- _ASSIGNMENT_
Where a line of the material contains the string "ribosome", copy that line.

*** Opening TASK MATERIAL ***

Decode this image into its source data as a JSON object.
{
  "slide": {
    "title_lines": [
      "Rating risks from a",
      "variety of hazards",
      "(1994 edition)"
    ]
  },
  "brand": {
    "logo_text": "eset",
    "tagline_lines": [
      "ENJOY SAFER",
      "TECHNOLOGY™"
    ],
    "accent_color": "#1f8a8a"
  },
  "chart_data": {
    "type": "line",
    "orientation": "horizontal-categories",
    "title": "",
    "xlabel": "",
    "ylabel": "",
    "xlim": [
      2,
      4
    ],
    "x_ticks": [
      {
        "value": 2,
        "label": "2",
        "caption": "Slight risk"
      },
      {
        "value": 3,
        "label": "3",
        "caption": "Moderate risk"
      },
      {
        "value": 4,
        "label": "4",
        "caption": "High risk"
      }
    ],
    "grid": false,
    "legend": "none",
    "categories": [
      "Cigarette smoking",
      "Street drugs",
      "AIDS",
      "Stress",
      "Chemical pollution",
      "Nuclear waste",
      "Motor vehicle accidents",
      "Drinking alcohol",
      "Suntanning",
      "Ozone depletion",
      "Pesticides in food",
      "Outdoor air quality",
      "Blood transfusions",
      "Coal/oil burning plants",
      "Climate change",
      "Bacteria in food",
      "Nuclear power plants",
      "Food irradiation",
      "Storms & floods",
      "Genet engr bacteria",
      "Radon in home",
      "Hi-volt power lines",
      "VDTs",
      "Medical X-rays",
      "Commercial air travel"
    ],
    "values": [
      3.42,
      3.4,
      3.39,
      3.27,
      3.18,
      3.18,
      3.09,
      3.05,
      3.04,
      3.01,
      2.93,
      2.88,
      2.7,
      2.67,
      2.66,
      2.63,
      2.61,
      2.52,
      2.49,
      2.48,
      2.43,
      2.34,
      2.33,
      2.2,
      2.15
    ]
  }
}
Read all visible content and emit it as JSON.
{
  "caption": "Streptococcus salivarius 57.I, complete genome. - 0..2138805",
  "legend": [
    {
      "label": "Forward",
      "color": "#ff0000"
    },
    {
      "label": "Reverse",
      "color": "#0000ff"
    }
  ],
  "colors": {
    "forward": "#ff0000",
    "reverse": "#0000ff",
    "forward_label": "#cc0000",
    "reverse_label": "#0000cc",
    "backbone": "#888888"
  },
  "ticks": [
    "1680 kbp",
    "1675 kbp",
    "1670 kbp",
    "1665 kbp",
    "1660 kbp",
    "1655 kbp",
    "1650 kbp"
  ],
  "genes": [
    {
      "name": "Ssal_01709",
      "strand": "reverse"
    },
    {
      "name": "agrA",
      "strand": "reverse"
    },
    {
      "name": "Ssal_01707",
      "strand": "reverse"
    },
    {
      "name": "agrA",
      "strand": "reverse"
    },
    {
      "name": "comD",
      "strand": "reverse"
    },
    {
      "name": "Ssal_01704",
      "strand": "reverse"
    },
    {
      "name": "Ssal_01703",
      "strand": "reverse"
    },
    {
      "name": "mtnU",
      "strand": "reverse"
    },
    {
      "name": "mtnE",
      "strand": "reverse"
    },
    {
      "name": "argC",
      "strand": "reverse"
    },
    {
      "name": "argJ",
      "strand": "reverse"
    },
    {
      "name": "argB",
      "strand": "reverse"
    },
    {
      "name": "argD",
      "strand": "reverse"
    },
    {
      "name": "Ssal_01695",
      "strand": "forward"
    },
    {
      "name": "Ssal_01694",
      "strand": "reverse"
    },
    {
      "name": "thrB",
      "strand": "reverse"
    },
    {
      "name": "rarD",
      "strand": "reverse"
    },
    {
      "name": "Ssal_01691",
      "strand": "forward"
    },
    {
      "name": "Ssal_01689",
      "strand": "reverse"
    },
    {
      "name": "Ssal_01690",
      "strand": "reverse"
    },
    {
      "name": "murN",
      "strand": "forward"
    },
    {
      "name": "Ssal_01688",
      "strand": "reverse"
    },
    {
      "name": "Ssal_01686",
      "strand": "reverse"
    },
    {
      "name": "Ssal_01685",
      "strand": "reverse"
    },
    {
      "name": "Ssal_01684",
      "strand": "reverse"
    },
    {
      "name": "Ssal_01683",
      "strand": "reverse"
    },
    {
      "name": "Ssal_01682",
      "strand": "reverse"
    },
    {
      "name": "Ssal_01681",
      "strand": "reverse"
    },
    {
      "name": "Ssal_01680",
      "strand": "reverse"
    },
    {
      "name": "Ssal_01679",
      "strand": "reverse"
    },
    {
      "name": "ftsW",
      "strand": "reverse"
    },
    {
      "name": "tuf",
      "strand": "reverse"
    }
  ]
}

*** Closing TASK MATERIAL ***
*** Opening TASK MATERIAL ***

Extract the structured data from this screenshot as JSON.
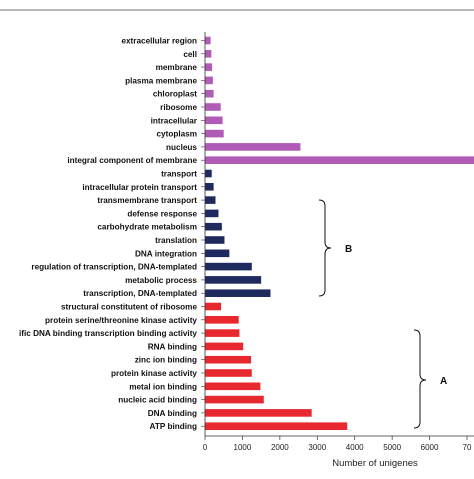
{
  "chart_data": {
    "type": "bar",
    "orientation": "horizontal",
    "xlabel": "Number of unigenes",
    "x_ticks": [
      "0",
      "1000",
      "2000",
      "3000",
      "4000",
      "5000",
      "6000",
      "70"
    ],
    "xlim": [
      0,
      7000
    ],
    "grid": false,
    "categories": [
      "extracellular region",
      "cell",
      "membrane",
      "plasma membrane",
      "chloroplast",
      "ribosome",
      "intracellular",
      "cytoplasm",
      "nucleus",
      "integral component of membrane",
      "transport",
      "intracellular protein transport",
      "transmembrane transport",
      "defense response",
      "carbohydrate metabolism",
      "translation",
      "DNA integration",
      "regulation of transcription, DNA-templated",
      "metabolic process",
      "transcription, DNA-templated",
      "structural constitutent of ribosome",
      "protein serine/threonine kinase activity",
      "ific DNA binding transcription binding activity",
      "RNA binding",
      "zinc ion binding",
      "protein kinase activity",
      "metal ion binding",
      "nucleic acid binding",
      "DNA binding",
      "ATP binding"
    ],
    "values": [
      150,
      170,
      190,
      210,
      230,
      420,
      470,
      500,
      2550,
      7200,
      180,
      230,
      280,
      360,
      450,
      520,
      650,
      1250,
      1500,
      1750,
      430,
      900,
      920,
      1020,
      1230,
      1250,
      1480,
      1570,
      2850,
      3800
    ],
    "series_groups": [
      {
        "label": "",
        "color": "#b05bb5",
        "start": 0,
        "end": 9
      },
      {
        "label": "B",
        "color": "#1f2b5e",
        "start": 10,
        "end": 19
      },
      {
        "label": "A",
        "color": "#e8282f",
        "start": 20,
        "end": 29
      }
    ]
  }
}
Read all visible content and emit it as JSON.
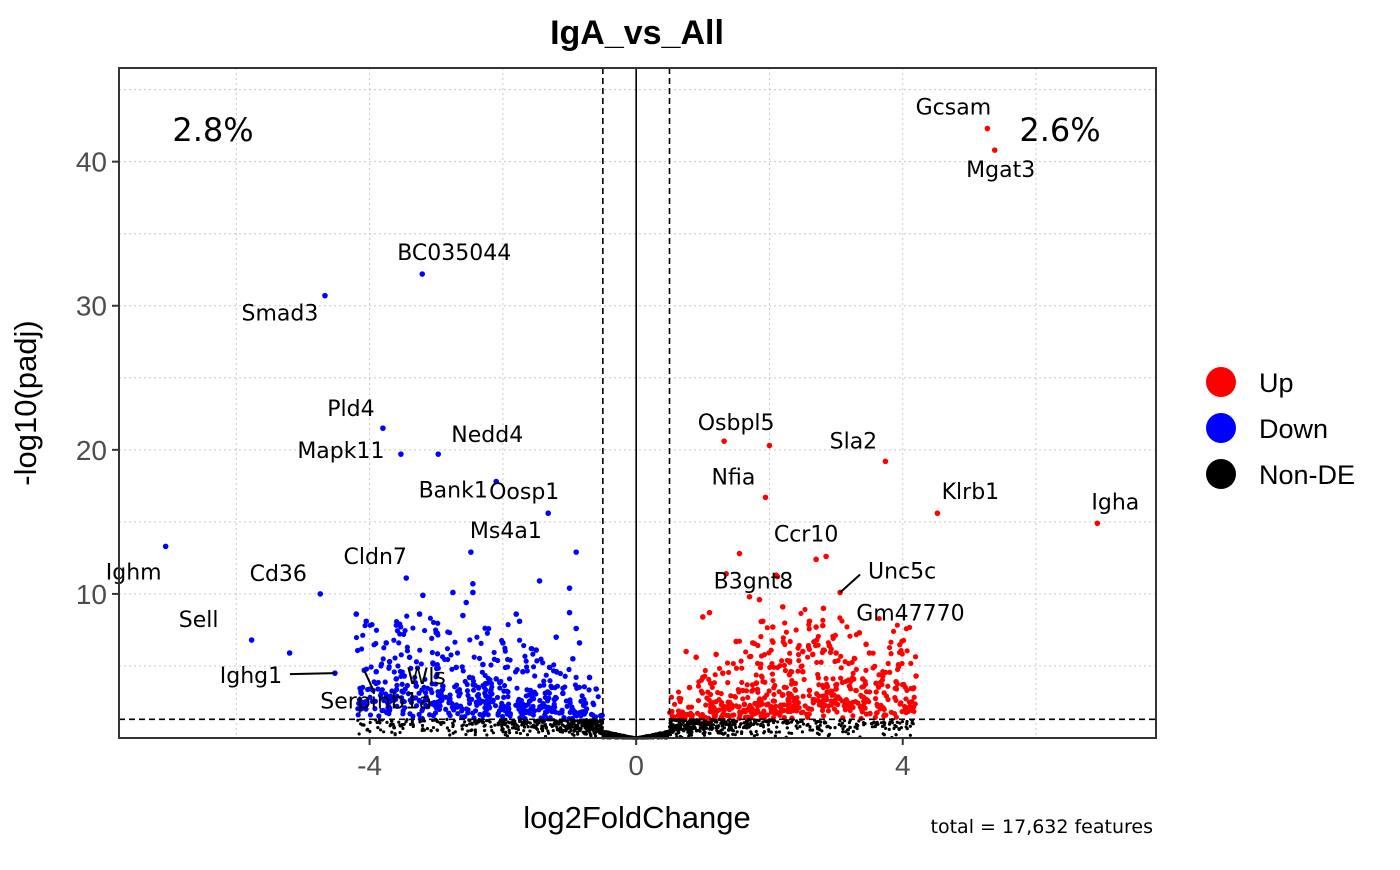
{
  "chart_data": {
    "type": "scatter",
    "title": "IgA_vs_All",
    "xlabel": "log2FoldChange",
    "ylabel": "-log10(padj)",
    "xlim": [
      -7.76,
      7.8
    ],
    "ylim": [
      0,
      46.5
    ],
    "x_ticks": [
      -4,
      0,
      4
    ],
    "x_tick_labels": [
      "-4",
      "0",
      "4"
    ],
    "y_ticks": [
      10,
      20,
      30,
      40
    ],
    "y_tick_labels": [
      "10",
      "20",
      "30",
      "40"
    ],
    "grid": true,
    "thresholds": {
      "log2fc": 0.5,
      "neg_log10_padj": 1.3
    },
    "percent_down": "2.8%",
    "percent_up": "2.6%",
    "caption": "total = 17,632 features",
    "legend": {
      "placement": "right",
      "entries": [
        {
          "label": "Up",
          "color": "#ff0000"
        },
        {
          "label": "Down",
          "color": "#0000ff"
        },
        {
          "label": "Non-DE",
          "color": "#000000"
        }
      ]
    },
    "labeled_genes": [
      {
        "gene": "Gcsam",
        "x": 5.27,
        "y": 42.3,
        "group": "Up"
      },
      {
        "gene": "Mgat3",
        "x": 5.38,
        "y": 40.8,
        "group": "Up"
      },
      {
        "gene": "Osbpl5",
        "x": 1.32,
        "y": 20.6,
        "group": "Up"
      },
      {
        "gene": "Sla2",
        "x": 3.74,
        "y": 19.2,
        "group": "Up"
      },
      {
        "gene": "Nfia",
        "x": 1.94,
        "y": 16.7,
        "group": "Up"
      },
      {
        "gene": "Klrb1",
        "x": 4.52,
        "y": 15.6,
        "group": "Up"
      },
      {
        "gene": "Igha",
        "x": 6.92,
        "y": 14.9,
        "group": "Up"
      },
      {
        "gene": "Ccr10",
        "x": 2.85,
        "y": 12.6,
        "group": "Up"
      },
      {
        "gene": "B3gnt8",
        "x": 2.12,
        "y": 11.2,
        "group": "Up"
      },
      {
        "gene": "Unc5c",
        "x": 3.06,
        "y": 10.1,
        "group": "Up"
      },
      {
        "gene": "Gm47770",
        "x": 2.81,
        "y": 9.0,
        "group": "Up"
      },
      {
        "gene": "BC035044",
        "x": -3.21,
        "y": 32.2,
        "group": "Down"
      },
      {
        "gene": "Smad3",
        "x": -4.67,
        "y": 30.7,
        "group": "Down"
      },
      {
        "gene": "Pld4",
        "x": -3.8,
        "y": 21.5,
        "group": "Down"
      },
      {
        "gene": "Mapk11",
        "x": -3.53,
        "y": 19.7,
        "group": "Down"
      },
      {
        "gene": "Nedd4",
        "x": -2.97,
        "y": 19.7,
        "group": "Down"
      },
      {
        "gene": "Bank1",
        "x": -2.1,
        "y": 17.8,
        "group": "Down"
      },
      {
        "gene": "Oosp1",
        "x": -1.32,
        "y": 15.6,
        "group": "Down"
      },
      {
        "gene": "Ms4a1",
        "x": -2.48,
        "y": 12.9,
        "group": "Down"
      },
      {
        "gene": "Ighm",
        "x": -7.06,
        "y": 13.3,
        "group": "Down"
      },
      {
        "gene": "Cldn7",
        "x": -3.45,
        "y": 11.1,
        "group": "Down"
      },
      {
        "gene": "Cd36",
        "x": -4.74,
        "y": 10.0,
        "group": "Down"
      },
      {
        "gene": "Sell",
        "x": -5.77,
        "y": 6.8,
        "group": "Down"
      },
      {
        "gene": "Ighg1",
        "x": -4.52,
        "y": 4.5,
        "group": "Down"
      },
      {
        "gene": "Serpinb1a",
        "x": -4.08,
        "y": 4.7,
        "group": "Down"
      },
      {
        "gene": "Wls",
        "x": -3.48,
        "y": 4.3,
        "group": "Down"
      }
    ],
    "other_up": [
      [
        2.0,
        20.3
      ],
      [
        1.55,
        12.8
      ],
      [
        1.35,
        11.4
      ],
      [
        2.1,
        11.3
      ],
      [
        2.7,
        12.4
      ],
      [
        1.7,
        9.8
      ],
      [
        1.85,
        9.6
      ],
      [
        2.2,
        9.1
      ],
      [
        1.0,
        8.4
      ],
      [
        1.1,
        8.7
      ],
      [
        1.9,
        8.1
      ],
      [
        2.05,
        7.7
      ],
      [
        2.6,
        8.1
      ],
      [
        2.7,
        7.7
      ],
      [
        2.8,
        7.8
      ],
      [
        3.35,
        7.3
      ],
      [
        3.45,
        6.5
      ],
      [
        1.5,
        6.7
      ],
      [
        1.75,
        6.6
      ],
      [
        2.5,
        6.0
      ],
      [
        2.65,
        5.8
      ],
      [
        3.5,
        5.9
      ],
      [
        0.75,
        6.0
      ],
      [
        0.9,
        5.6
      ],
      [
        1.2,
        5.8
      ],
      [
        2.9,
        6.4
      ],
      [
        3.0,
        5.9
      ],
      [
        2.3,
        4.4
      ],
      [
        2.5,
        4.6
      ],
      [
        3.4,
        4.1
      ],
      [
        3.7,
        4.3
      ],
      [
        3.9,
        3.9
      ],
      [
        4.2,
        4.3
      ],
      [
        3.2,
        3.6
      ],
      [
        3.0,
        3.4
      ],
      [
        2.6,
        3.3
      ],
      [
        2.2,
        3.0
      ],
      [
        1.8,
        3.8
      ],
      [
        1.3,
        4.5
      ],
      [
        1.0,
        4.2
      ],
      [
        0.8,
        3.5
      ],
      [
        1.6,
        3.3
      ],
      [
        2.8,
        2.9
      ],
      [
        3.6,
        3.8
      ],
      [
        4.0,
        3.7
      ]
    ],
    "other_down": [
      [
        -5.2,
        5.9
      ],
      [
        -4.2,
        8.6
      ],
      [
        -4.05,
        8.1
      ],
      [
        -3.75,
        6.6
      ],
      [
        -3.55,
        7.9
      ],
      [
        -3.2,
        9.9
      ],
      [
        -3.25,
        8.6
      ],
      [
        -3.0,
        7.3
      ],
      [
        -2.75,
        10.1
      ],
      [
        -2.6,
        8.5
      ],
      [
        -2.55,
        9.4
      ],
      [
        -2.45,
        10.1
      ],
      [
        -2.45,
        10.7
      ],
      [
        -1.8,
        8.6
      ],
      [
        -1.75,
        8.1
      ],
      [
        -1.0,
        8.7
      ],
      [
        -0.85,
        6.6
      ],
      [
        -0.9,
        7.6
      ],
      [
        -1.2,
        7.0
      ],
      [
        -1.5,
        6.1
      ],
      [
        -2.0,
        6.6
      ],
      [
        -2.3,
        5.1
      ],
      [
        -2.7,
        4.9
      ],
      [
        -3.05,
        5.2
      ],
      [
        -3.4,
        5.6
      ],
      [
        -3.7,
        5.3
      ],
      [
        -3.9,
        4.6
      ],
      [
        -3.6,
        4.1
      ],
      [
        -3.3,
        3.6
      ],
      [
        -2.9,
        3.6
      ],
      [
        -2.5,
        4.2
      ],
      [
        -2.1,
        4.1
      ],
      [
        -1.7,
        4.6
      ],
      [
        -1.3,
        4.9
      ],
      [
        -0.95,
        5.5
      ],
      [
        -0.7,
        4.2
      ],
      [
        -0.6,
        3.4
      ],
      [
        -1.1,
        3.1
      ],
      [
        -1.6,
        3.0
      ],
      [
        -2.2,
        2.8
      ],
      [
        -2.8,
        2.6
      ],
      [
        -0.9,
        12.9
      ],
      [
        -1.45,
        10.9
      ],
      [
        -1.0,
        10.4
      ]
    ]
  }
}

*** Closing TASK MATERIAL ***

- _RESULT BELOW_
      "ribosome",
      "structural constitutent of ribosome",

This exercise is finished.